__INFORMATION GIVEN__:
------------
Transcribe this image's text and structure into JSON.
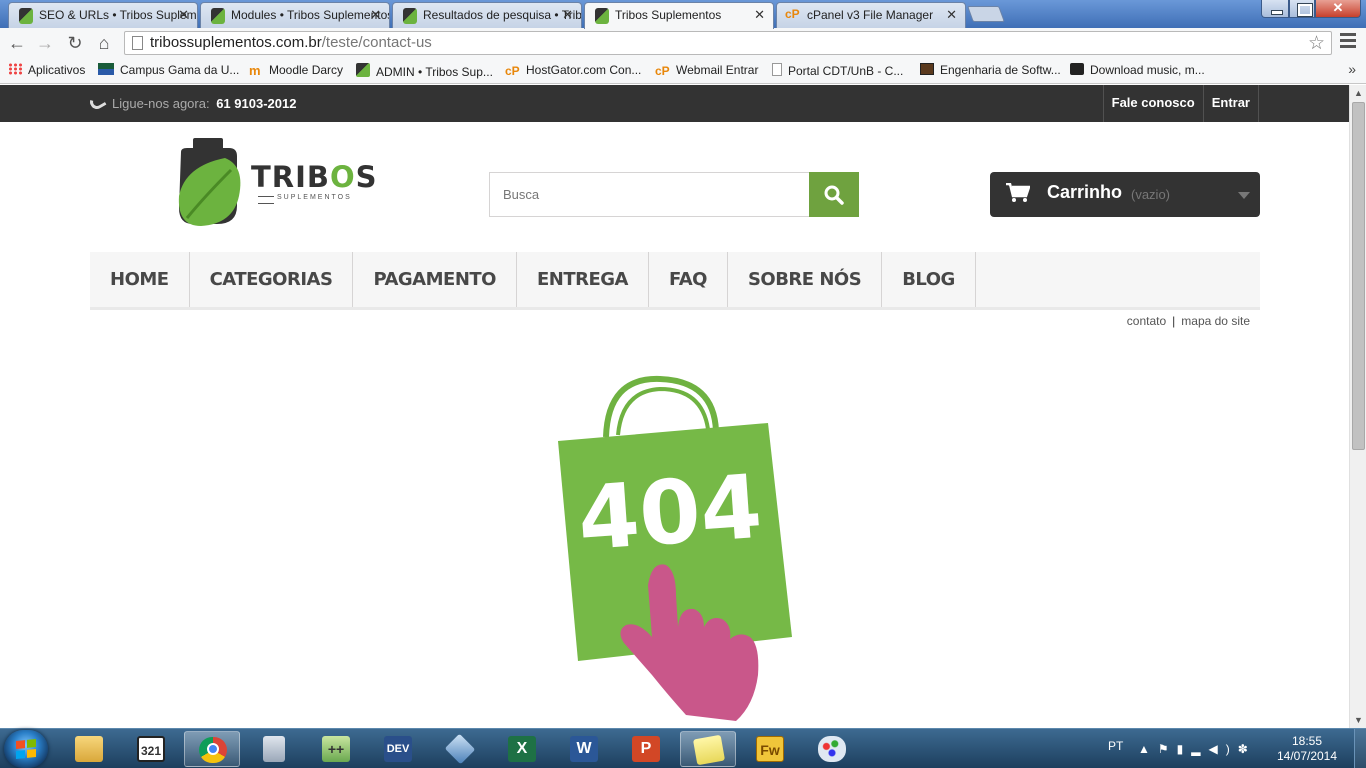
{
  "browser": {
    "tabs": [
      {
        "title": "SEO & URLs • Tribos Suplementos",
        "icon": "tribos-favicon"
      },
      {
        "title": "Modules • Tribos Suplementos",
        "icon": "tribos-favicon"
      },
      {
        "title": "Resultados de pesquisa • Tribos",
        "icon": "tribos-favicon"
      },
      {
        "title": "Tribos Suplementos",
        "icon": "tribos-favicon",
        "active": true
      },
      {
        "title": "cPanel v3 File Manager",
        "icon": "cpanel-favicon"
      }
    ],
    "url_host": "tribossuplementos.com.br",
    "url_path": "/teste/contact-us",
    "bookmarks": [
      {
        "label": "Aplicativos",
        "icon": "apps-grid-icon"
      },
      {
        "label": "Campus Gama da U...",
        "icon": "flag-icon"
      },
      {
        "label": "Moodle Darcy",
        "icon": "moodle-icon"
      },
      {
        "label": "ADMIN • Tribos Sup...",
        "icon": "tribos-favicon"
      },
      {
        "label": "HostGator.com Con...",
        "icon": "cpanel-icon"
      },
      {
        "label": "Webmail Entrar",
        "icon": "cpanel-icon"
      },
      {
        "label": "Portal CDT/UnB - C...",
        "icon": "page-icon"
      },
      {
        "label": "Engenharia de Softw...",
        "icon": "book-icon"
      },
      {
        "label": "Download music, m...",
        "icon": "download-icon"
      }
    ]
  },
  "site": {
    "phone_label": "Ligue-nos agora:",
    "phone_number": "61 9103-2012",
    "top_links": [
      "Fale conosco",
      "Entrar"
    ],
    "logo_main_a": "TRIB",
    "logo_main_o": "O",
    "logo_main_b": "S",
    "logo_sub": "SUPLEMENTOS",
    "search_placeholder": "Busca",
    "cart_label": "Carrinho",
    "cart_status": "(vazio)",
    "menu": [
      "HOME",
      "CATEGORIAS",
      "PAGAMENTO",
      "ENTREGA",
      "FAQ",
      "SOBRE NÓS",
      "BLOG"
    ],
    "crumb_links": [
      "contato",
      "mapa do site"
    ],
    "error_code": "404"
  },
  "taskbar": {
    "apps": [
      "explorer",
      "media-player-classic",
      "chrome",
      "calculator",
      "notepad-plus",
      "dev-cpp",
      "virtualbox",
      "excel",
      "word",
      "powerpoint",
      "sticky-notes",
      "fireworks",
      "paint"
    ],
    "apps_labels": {
      "dev": "DEV",
      "excel": "X",
      "word": "W",
      "powerpoint": "P",
      "fireworks": "Fw"
    },
    "language": "PT",
    "time": "18:55",
    "date": "14/07/2014"
  },
  "colors": {
    "brand_green": "#6fa23f",
    "error_pink": "#c9578a",
    "dark": "#333333"
  }
}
------------
All the material shown above is to be copied exactly, with no pictures carried over.

__THE RESPONSE__:
Transcribe this image's text and structure into JSON.
{
  "browser": {
    "tabs": [
      {
        "title": "SEO & URLs • Tribos Suplementos",
        "icon": "tribos-favicon"
      },
      {
        "title": "Modules • Tribos Suplementos",
        "icon": "tribos-favicon"
      },
      {
        "title": "Resultados de pesquisa • Tribos",
        "icon": "tribos-favicon"
      },
      {
        "title": "Tribos Suplementos",
        "icon": "tribos-favicon",
        "active": true
      },
      {
        "title": "cPanel v3 File Manager",
        "icon": "cpanel-favicon"
      }
    ],
    "url_host": "tribossuplementos.com.br",
    "url_path": "/teste/contact-us",
    "bookmarks": [
      {
        "label": "Aplicativos",
        "icon": "apps-grid-icon"
      },
      {
        "label": "Campus Gama da U...",
        "icon": "flag-icon"
      },
      {
        "label": "Moodle Darcy",
        "icon": "moodle-icon"
      },
      {
        "label": "ADMIN • Tribos Sup...",
        "icon": "tribos-favicon"
      },
      {
        "label": "HostGator.com Con...",
        "icon": "cpanel-icon"
      },
      {
        "label": "Webmail Entrar",
        "icon": "cpanel-icon"
      },
      {
        "label": "Portal CDT/UnB - C...",
        "icon": "page-icon"
      },
      {
        "label": "Engenharia de Softw...",
        "icon": "book-icon"
      },
      {
        "label": "Download music, m...",
        "icon": "download-icon"
      }
    ]
  },
  "site": {
    "phone_label": "Ligue-nos agora:",
    "phone_number": "61 9103-2012",
    "top_links": [
      "Fale conosco",
      "Entrar"
    ],
    "logo_main_a": "TRIB",
    "logo_main_o": "O",
    "logo_main_b": "S",
    "logo_sub": "SUPLEMENTOS",
    "search_placeholder": "Busca",
    "cart_label": "Carrinho",
    "cart_status": "(vazio)",
    "menu": [
      "HOME",
      "CATEGORIAS",
      "PAGAMENTO",
      "ENTREGA",
      "FAQ",
      "SOBRE NÓS",
      "BLOG"
    ],
    "crumb_links": [
      "contato",
      "mapa do site"
    ],
    "error_code": "404"
  },
  "taskbar": {
    "apps": [
      "explorer",
      "media-player-classic",
      "chrome",
      "calculator",
      "notepad-plus",
      "dev-cpp",
      "virtualbox",
      "excel",
      "word",
      "powerpoint",
      "sticky-notes",
      "fireworks",
      "paint"
    ],
    "apps_labels": {
      "dev": "DEV",
      "excel": "X",
      "word": "W",
      "powerpoint": "P",
      "fireworks": "Fw"
    },
    "language": "PT",
    "time": "18:55",
    "date": "14/07/2014"
  },
  "colors": {
    "brand_green": "#6fa23f",
    "error_pink": "#c9578a",
    "dark": "#333333"
  }
}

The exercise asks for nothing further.